Goal |
Reproduce the listing below without changes, except that pictures are left out.

Data excerpts
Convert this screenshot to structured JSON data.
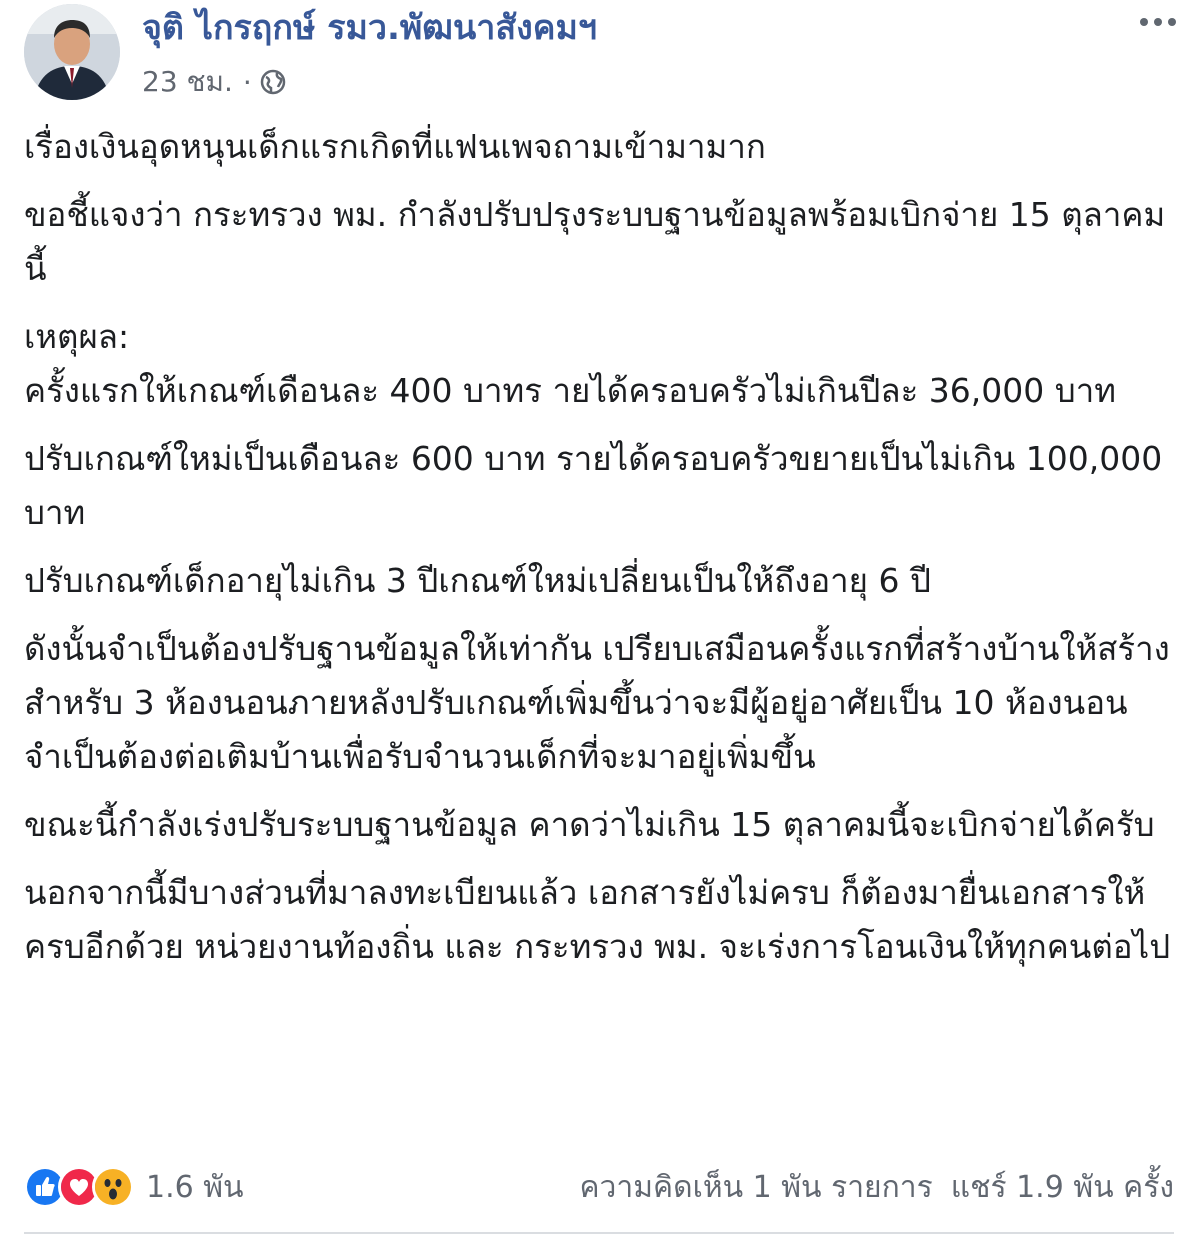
{
  "author": {
    "name": "จุติ ไกรฤกษ์ รมว.พัฒนาสังคมฯ",
    "avatar_icon": "person-avatar"
  },
  "meta": {
    "timestamp": "23 ชม.",
    "separator": "·",
    "privacy_icon": "globe-icon"
  },
  "post": {
    "paragraphs": [
      "เรื่องเงินอุดหนุนเด็กแรกเกิดที่แฟนเพจถามเข้ามามาก",
      "ขอชี้แจงว่า กระทรวง พม. กำลังปรับปรุงระบบฐานข้อมูลพร้อมเบิกจ่าย 15 ตุลาคมนี้",
      "เหตุผล:",
      "ครั้งแรกให้เกณฑ์เดือนละ 400 บาทร ายได้ครอบครัวไม่เกินปีละ 36,000 บาท",
      "ปรับเกณฑ์ใหม่เป็นเดือนละ 600 บาท รายได้ครอบครัวขยายเป็นไม่เกิน 100,000 บาท",
      "ปรับเกณฑ์เด็กอายุไม่เกิน 3 ปีเกณฑ์ใหม่เปลี่ยนเป็นให้ถึงอายุ 6 ปี",
      "ดังนั้นจำเป็นต้องปรับฐานข้อมูลให้เท่ากัน เปรียบเสมือนครั้งแรกที่สร้างบ้านให้สร้างสำหรับ 3 ห้องนอนภายหลังปรับเกณฑ์เพิ่มขึ้นว่าจะมีผู้อยู่อาศัยเป็น 10 ห้องนอน จำเป็นต้องต่อเติมบ้านเพื่อรับจำนวนเด็กที่จะมาอยู่เพิ่มขึ้น",
      "ขณะนี้กำลังเร่งปรับระบบฐานข้อมูล คาดว่าไม่เกิน 15 ตุลาคมนี้จะเบิกจ่ายได้ครับ",
      "นอกจากนี้มีบางส่วนที่มาลงทะเบียนแล้ว เอกสารยังไม่ครบ ก็ต้องมายื่นเอกสารให้ครบอีกด้วย หน่วยงานท้องถิ่น และ กระทรวง พม. จะเร่งการโอนเงินให้ทุกคนต่อไป"
    ]
  },
  "footer": {
    "reactions": [
      "like-icon",
      "love-icon",
      "wow-icon"
    ],
    "reaction_count": "1.6 พัน",
    "comments": "ความคิดเห็น 1 พัน รายการ",
    "shares": "แชร์ 1.9 พัน ครั้ง"
  },
  "colors": {
    "name": "#385898",
    "meta": "#616770",
    "text": "#1c1e21",
    "like": "#1877f2",
    "love": "#f0284a",
    "wow": "#f7b125"
  }
}
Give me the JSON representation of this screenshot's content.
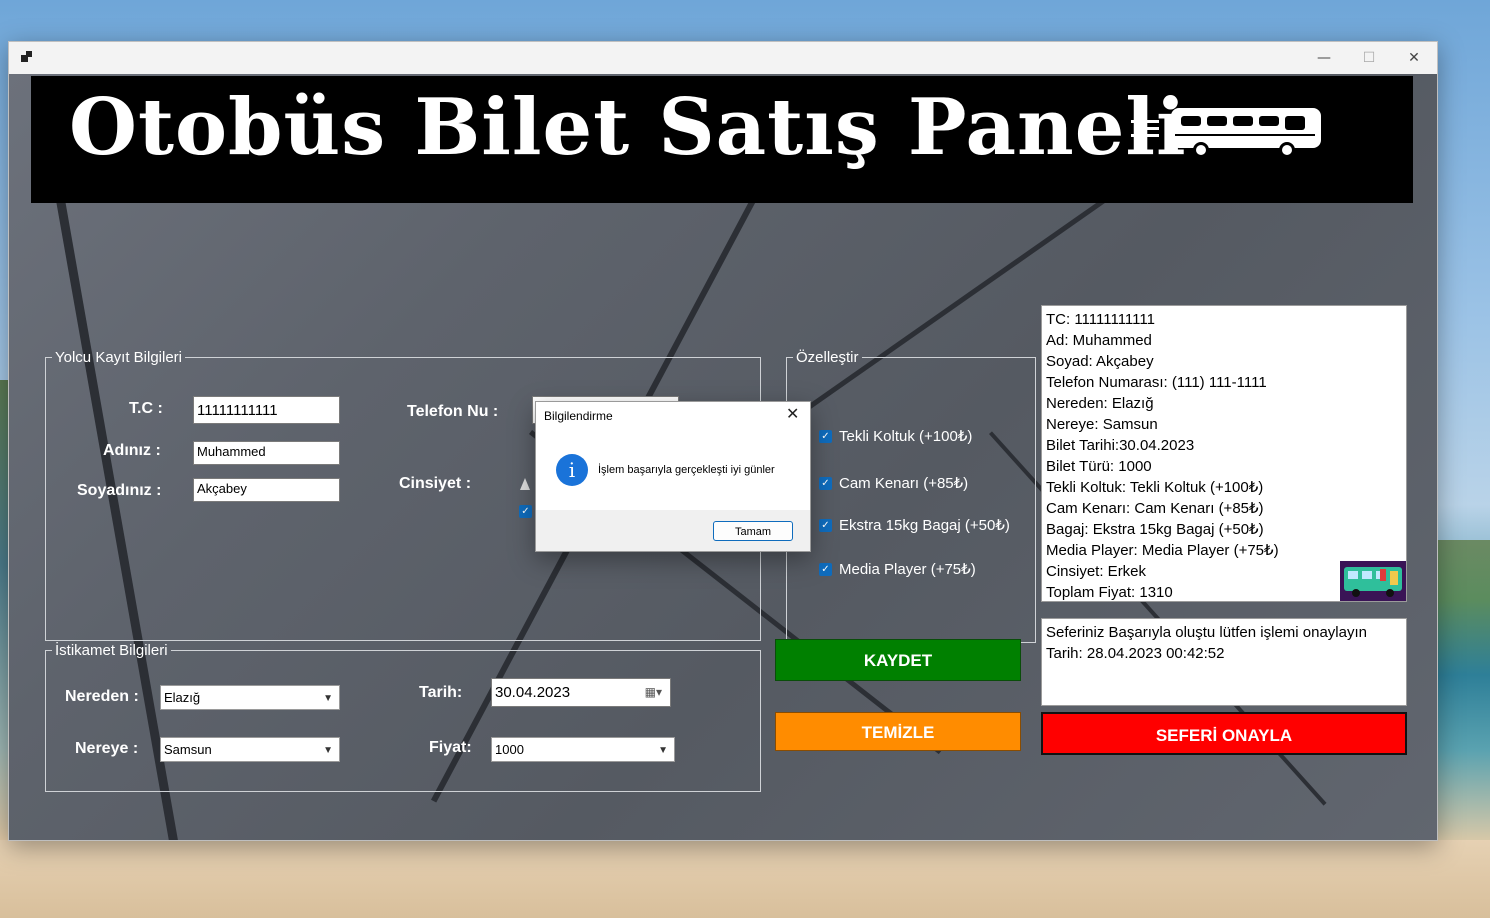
{
  "window": {
    "title": "",
    "controls": {
      "minimize": "—",
      "maximize": "☐",
      "close": "✕"
    }
  },
  "header": {
    "title": "Otobüs Bilet Satış Paneli",
    "icon": "bus-icon"
  },
  "yolcu": {
    "legend": "Yolcu Kayıt Bilgileri",
    "tc_label": "T.C :",
    "tc_value": "11111111111",
    "ad_label": "Adınız :",
    "ad_value": "Muhammed",
    "soyad_label": "Soyadınız :",
    "soyad_value": "Akçabey",
    "telefon_label": "Telefon Nu :",
    "cinsiyet_label": "Cinsiyet :"
  },
  "istikamet": {
    "legend": "İstikamet Bilgileri",
    "nereden_label": "Nereden :",
    "nereden_value": "Elazığ",
    "nereye_label": "Nereye :",
    "nereye_value": "Samsun",
    "tarih_label": "Tarih:",
    "tarih_value": "30.04.2023",
    "fiyat_label": "Fiyat:",
    "fiyat_value": "1000"
  },
  "ozellestir": {
    "legend": "Özelleştir",
    "options": [
      {
        "label": "Tekli Koltuk (+100₺)",
        "checked": true
      },
      {
        "label": "Cam Kenarı (+85₺)",
        "checked": true
      },
      {
        "label": "Ekstra 15kg Bagaj (+50₺)",
        "checked": true
      },
      {
        "label": "Media Player (+75₺)",
        "checked": true
      }
    ]
  },
  "summary": {
    "lines": [
      "TC: 11111111111",
      "Ad: Muhammed",
      "Soyad: Akçabey",
      "Telefon Numarası: (111) 111-1111",
      "Nereden: Elazığ",
      "Nereye: Samsun",
      "Bilet Tarihi:30.04.2023",
      "Bilet Türü: 1000",
      "Tekli Koltuk: Tekli Koltuk (+100₺)",
      "Cam Kenarı: Cam Kenarı (+85₺)",
      "Bagaj: Ekstra 15kg Bagaj (+50₺)",
      "Media Player: Media Player (+75₺)",
      "Cinsiyet: Erkek",
      "Toplam Fiyat: 1310"
    ]
  },
  "status": {
    "lines": [
      "Seferiniz Başarıyla oluştu lütfen işlemi onaylayın",
      "Tarih: 28.04.2023 00:42:52"
    ]
  },
  "buttons": {
    "kaydet": "KAYDET",
    "temizle": "TEMİZLE",
    "onayla": "SEFERİ ONAYLA"
  },
  "colors": {
    "kaydet": "#008000",
    "temizle": "#ff8c00",
    "onayla": "#ff0000"
  },
  "dialog": {
    "title": "Bilgilendirme",
    "message": "İşlem başarıyla gerçekleşti iyi günler",
    "ok": "Tamam",
    "icon": "info-icon",
    "close": "✕"
  }
}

Response below |
Convert this screenshot to structured JSON data.
{
  "author": {
    "name": "จุติ ไกรฤกษ์ รมว.พัฒนาสังคมฯ",
    "avatar_icon": "person-avatar"
  },
  "meta": {
    "timestamp": "23 ชม.",
    "separator": "·",
    "privacy_icon": "globe-icon"
  },
  "post": {
    "paragraphs": [
      "เรื่องเงินอุดหนุนเด็กแรกเกิดที่แฟนเพจถามเข้ามามาก",
      "ขอชี้แจงว่า กระทรวง พม. กำลังปรับปรุงระบบฐานข้อมูลพร้อมเบิกจ่าย 15 ตุลาคมนี้",
      "เหตุผล:",
      "ครั้งแรกให้เกณฑ์เดือนละ 400 บาทร ายได้ครอบครัวไม่เกินปีละ 36,000 บาท",
      "ปรับเกณฑ์ใหม่เป็นเดือนละ 600 บาท รายได้ครอบครัวขยายเป็นไม่เกิน 100,000 บาท",
      "ปรับเกณฑ์เด็กอายุไม่เกิน 3 ปีเกณฑ์ใหม่เปลี่ยนเป็นให้ถึงอายุ 6 ปี",
      "ดังนั้นจำเป็นต้องปรับฐานข้อมูลให้เท่ากัน เปรียบเสมือนครั้งแรกที่สร้างบ้านให้สร้างสำหรับ 3 ห้องนอนภายหลังปรับเกณฑ์เพิ่มขึ้นว่าจะมีผู้อยู่อาศัยเป็น 10 ห้องนอน จำเป็นต้องต่อเติมบ้านเพื่อรับจำนวนเด็กที่จะมาอยู่เพิ่มขึ้น",
      "ขณะนี้กำลังเร่งปรับระบบฐานข้อมูล คาดว่าไม่เกิน 15 ตุลาคมนี้จะเบิกจ่ายได้ครับ",
      "นอกจากนี้มีบางส่วนที่มาลงทะเบียนแล้ว เอกสารยังไม่ครบ ก็ต้องมายื่นเอกสารให้ครบอีกด้วย หน่วยงานท้องถิ่น และ กระทรวง พม. จะเร่งการโอนเงินให้ทุกคนต่อไป"
    ]
  },
  "footer": {
    "reactions": [
      "like-icon",
      "love-icon",
      "wow-icon"
    ],
    "reaction_count": "1.6 พัน",
    "comments": "ความคิดเห็น 1 พัน รายการ",
    "shares": "แชร์ 1.9 พัน ครั้ง"
  },
  "colors": {
    "name": "#385898",
    "meta": "#616770",
    "text": "#1c1e21",
    "like": "#1877f2",
    "love": "#f0284a",
    "wow": "#f7b125"
  }
}
Give me the JSON representation of this screenshot's content.
{
  "window": {
    "title": "",
    "controls": {
      "minimize": "—",
      "maximize": "☐",
      "close": "✕"
    }
  },
  "header": {
    "title": "Otobüs Bilet Satış Paneli",
    "icon": "bus-icon"
  },
  "yolcu": {
    "legend": "Yolcu Kayıt Bilgileri",
    "tc_label": "T.C :",
    "tc_value": "11111111111",
    "ad_label": "Adınız :",
    "ad_value": "Muhammed",
    "soyad_label": "Soyadınız :",
    "soyad_value": "Akçabey",
    "telefon_label": "Telefon Nu :",
    "cinsiyet_label": "Cinsiyet :"
  },
  "istikamet": {
    "legend": "İstikamet Bilgileri",
    "nereden_label": "Nereden :",
    "nereden_value": "Elazığ",
    "nereye_label": "Nereye :",
    "nereye_value": "Samsun",
    "tarih_label": "Tarih:",
    "tarih_value": "30.04.2023",
    "fiyat_label": "Fiyat:",
    "fiyat_value": "1000"
  },
  "ozellestir": {
    "legend": "Özelleştir",
    "options": [
      {
        "label": "Tekli Koltuk (+100₺)",
        "checked": true
      },
      {
        "label": "Cam Kenarı (+85₺)",
        "checked": true
      },
      {
        "label": "Ekstra 15kg Bagaj (+50₺)",
        "checked": true
      },
      {
        "label": "Media Player (+75₺)",
        "checked": true
      }
    ]
  },
  "summary": {
    "lines": [
      "TC: 11111111111",
      "Ad: Muhammed",
      "Soyad: Akçabey",
      "Telefon Numarası: (111) 111-1111",
      "Nereden: Elazığ",
      "Nereye: Samsun",
      "Bilet Tarihi:30.04.2023",
      "Bilet Türü: 1000",
      "Tekli Koltuk: Tekli Koltuk (+100₺)",
      "Cam Kenarı: Cam Kenarı (+85₺)",
      "Bagaj: Ekstra 15kg Bagaj (+50₺)",
      "Media Player: Media Player (+75₺)",
      "Cinsiyet: Erkek",
      "Toplam Fiyat: 1310"
    ]
  },
  "status": {
    "lines": [
      "Seferiniz Başarıyla oluştu lütfen işlemi onaylayın",
      "Tarih: 28.04.2023 00:42:52"
    ]
  },
  "buttons": {
    "kaydet": "KAYDET",
    "temizle": "TEMİZLE",
    "onayla": "SEFERİ ONAYLA"
  },
  "colors": {
    "kaydet": "#008000",
    "temizle": "#ff8c00",
    "onayla": "#ff0000"
  },
  "dialog": {
    "title": "Bilgilendirme",
    "message": "İşlem başarıyla gerçekleşti iyi günler",
    "ok": "Tamam",
    "icon": "info-icon",
    "close": "✕"
  }
}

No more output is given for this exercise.